Dataset entries on figures

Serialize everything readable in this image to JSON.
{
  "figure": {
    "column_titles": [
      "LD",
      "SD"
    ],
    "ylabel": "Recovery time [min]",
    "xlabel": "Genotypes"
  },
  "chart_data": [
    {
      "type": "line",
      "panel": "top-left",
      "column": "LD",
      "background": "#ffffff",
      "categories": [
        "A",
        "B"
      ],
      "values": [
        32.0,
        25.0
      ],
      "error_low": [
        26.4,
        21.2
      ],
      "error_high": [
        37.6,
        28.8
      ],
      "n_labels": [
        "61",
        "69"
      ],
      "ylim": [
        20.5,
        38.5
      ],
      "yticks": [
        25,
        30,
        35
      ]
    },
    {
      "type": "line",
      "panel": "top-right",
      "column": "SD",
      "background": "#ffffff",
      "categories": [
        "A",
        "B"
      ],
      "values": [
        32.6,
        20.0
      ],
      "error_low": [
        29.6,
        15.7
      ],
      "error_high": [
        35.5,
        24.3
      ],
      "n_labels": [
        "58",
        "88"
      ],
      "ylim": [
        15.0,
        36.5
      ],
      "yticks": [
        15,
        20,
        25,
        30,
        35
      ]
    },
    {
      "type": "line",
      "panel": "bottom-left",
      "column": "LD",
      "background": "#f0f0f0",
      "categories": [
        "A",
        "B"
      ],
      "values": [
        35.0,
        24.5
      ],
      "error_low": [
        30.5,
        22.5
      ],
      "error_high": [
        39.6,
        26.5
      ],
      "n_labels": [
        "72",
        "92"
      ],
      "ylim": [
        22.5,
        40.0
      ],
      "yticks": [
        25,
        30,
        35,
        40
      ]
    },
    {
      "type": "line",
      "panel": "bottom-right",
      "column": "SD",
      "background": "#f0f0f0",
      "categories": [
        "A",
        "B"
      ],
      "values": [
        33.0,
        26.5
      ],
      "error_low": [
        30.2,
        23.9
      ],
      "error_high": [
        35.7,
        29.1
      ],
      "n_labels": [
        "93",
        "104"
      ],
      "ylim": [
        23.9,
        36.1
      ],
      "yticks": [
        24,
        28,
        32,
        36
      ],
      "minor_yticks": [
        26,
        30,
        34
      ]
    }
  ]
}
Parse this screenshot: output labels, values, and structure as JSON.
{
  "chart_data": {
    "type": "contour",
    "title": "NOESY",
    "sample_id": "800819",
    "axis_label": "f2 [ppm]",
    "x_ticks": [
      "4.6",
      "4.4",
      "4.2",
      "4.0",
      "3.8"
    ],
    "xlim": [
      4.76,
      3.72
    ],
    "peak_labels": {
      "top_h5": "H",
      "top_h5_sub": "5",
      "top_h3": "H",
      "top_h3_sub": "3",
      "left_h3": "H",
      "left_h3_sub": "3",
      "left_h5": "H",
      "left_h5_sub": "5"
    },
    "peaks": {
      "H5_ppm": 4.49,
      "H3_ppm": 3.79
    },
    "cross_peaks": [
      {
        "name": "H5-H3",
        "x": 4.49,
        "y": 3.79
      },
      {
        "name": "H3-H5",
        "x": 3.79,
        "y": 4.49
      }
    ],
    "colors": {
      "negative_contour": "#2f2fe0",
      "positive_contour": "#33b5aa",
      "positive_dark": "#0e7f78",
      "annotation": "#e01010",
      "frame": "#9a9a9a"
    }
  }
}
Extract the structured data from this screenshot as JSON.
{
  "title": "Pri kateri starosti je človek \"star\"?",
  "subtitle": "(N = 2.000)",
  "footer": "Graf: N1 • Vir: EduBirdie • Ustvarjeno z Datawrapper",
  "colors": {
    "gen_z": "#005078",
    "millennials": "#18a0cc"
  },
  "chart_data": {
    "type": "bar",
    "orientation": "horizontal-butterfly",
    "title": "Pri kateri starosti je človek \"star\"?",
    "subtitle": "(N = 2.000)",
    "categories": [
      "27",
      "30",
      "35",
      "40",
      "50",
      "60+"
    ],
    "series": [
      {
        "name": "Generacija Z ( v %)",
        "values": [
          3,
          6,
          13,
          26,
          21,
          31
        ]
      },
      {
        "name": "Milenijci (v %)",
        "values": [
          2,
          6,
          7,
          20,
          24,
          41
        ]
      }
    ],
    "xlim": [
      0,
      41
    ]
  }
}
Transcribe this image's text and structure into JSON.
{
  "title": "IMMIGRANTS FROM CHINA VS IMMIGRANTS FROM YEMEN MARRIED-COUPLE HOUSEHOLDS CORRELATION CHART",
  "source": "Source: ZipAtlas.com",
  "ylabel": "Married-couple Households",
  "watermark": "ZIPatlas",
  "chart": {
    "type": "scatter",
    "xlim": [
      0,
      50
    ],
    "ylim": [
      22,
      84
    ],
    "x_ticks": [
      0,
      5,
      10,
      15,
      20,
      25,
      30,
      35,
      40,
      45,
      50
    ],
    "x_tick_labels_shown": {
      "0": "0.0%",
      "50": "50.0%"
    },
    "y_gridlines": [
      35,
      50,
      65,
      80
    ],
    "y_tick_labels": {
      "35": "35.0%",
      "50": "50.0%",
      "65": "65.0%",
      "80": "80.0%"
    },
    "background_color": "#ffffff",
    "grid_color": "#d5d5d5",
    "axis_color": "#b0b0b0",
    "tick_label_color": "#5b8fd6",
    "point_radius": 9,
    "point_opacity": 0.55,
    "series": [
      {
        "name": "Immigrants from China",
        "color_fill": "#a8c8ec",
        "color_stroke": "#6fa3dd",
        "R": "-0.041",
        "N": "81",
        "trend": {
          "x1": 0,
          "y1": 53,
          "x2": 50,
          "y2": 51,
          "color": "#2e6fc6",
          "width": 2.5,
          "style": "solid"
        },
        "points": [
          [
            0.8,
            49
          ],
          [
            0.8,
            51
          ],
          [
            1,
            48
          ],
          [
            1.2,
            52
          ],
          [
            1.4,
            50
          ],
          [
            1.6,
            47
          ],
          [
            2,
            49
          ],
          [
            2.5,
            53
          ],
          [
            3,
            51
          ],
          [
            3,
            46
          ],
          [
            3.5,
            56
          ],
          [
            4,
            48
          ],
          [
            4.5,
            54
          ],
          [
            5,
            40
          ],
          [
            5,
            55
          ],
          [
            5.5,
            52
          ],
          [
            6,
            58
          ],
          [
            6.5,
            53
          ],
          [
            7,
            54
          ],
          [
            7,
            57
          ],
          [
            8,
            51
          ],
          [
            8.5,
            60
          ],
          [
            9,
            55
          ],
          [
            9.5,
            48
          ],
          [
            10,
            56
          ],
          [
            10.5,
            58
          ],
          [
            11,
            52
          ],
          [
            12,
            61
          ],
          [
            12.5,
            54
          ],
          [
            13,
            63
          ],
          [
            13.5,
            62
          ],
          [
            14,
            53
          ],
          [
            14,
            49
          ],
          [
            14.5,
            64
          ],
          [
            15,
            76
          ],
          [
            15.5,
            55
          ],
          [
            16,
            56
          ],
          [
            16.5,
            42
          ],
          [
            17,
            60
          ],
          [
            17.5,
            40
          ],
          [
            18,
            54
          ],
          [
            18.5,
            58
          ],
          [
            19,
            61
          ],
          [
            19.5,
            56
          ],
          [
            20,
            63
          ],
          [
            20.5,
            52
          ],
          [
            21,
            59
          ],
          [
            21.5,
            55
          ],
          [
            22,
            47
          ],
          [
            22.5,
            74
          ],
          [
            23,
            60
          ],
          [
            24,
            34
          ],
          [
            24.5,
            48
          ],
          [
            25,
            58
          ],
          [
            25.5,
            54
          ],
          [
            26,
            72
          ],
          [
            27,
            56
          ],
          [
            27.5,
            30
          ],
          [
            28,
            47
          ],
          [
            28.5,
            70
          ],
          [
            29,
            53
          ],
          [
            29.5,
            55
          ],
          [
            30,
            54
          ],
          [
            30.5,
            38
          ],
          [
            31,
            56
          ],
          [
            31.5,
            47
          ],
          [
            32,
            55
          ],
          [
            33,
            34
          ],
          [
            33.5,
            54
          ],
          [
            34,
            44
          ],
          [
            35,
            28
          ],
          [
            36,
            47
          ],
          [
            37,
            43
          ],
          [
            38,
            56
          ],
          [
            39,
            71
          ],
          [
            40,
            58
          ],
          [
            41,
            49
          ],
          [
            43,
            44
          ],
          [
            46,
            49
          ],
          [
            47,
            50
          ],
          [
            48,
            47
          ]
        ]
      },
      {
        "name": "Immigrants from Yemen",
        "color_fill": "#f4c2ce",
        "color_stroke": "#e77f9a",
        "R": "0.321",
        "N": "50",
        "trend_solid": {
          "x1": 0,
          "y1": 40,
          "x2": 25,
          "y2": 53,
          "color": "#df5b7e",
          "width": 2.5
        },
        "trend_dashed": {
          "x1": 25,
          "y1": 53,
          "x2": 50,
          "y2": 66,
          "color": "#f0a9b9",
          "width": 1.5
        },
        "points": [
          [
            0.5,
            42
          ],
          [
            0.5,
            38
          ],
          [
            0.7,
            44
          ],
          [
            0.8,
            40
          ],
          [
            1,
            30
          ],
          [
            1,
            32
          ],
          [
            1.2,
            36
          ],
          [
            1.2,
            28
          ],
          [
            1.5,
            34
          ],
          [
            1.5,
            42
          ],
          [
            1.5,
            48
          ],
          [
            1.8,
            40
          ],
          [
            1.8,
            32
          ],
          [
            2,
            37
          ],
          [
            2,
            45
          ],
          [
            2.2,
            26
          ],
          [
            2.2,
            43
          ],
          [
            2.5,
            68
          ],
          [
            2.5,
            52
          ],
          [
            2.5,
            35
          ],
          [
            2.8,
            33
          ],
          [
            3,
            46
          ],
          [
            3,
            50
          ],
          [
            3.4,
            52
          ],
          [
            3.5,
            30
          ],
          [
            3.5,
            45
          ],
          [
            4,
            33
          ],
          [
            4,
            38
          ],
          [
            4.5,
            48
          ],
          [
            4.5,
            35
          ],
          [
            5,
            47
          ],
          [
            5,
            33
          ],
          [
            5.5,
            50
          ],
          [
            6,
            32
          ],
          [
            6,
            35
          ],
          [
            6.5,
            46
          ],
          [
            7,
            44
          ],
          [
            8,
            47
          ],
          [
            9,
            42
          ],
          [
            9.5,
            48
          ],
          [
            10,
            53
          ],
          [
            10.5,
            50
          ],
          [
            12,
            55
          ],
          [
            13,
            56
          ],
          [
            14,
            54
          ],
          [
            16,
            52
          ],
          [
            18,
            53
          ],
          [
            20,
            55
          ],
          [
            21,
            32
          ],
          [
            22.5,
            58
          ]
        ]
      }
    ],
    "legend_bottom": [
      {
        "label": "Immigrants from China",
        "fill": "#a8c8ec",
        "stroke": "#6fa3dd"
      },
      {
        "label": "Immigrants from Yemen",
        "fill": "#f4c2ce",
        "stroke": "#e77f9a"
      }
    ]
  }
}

== SHORT PROBLEM ==
Note every line above where the string "name" shows up, and copy those lines.

== WRITTEN REPLY ==
        "name": "H5-H3",
        "name": "H3-H5",
        "name": "Generacija Z ( v %)",
        "name": "Milenijci (v %)",
        "name": "Immigrants from China",
        "name": "Immigrants from Yemen",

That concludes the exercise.